____ SUPPLIED ENTRIES

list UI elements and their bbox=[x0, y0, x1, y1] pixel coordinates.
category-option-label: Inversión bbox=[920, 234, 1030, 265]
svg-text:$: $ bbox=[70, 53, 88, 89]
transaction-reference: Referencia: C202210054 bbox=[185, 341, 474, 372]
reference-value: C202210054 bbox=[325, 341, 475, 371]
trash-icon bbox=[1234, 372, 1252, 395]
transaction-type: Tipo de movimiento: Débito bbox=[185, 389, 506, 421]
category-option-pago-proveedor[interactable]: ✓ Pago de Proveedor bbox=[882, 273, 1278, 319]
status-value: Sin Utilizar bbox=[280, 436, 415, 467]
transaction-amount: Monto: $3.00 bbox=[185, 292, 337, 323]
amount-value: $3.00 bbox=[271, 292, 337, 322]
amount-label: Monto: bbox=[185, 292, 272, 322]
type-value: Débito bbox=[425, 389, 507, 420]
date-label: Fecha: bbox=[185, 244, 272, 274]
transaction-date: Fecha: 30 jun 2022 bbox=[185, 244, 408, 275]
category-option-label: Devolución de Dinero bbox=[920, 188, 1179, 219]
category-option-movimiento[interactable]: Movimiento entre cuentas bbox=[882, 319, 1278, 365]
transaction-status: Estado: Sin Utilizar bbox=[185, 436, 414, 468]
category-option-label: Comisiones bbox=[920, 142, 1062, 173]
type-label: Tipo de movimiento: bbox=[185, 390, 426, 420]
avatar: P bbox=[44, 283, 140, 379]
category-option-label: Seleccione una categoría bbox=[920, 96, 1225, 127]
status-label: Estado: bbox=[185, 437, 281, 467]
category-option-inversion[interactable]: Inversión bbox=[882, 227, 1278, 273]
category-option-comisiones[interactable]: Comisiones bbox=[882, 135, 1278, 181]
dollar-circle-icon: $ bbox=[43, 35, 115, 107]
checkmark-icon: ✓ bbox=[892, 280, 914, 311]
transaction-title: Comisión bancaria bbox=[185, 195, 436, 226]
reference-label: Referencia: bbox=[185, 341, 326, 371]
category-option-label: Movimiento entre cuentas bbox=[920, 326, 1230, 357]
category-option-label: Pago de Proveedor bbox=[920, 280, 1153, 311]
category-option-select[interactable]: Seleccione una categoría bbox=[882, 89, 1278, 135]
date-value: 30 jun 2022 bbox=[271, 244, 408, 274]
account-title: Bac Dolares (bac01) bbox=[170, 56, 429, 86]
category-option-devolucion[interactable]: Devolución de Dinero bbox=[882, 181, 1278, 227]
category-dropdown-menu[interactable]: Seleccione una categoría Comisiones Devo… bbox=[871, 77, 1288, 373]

________

Rename "Débito" to "Crédito" everywhere in the material above, and give back all of its lines with nothing else altered.

* _RESULT OF THE TASK_:
list UI elements and their bbox=[x0, y0, x1, y1] pixel coordinates.
category-option-label: Inversión bbox=[920, 234, 1030, 265]
svg-text:$: $ bbox=[70, 53, 88, 89]
transaction-reference: Referencia: C202210054 bbox=[185, 341, 474, 372]
reference-value: C202210054 bbox=[325, 341, 475, 371]
trash-icon bbox=[1234, 372, 1252, 395]
transaction-type: Tipo de movimiento: Crédito bbox=[185, 389, 506, 421]
category-option-pago-proveedor[interactable]: ✓ Pago de Proveedor bbox=[882, 273, 1278, 319]
status-value: Sin Utilizar bbox=[280, 436, 415, 467]
transaction-amount: Monto: $3.00 bbox=[185, 292, 337, 323]
amount-value: $3.00 bbox=[271, 292, 337, 322]
amount-label: Monto: bbox=[185, 292, 272, 322]
type-value: Crédito bbox=[425, 389, 507, 420]
date-label: Fecha: bbox=[185, 244, 272, 274]
transaction-date: Fecha: 30 jun 2022 bbox=[185, 244, 408, 275]
category-option-label: Devolución de Dinero bbox=[920, 188, 1179, 219]
category-option-movimiento[interactable]: Movimiento entre cuentas bbox=[882, 319, 1278, 365]
transaction-status: Estado: Sin Utilizar bbox=[185, 436, 414, 468]
category-option-label: Comisiones bbox=[920, 142, 1062, 173]
type-label: Tipo de movimiento: bbox=[185, 390, 426, 420]
avatar: P bbox=[44, 283, 140, 379]
category-option-label: Seleccione una categoría bbox=[920, 96, 1225, 127]
status-label: Estado: bbox=[185, 437, 281, 467]
category-option-inversion[interactable]: Inversión bbox=[882, 227, 1278, 273]
category-option-comisiones[interactable]: Comisiones bbox=[882, 135, 1278, 181]
dollar-circle-icon: $ bbox=[43, 35, 115, 107]
checkmark-icon: ✓ bbox=[892, 280, 914, 311]
transaction-title: Comisión bancaria bbox=[185, 195, 436, 226]
reference-label: Referencia: bbox=[185, 341, 326, 371]
category-option-label: Movimiento entre cuentas bbox=[920, 326, 1230, 357]
category-option-label: Pago de Proveedor bbox=[920, 280, 1153, 311]
category-option-select[interactable]: Seleccione una categoría bbox=[882, 89, 1278, 135]
date-value: 30 jun 2022 bbox=[271, 244, 408, 274]
account-title: Bac Dolares (bac01) bbox=[170, 56, 429, 86]
category-option-devolucion[interactable]: Devolución de Dinero bbox=[882, 181, 1278, 227]
category-dropdown-menu[interactable]: Seleccione una categoría Comisiones Devo… bbox=[871, 77, 1288, 373]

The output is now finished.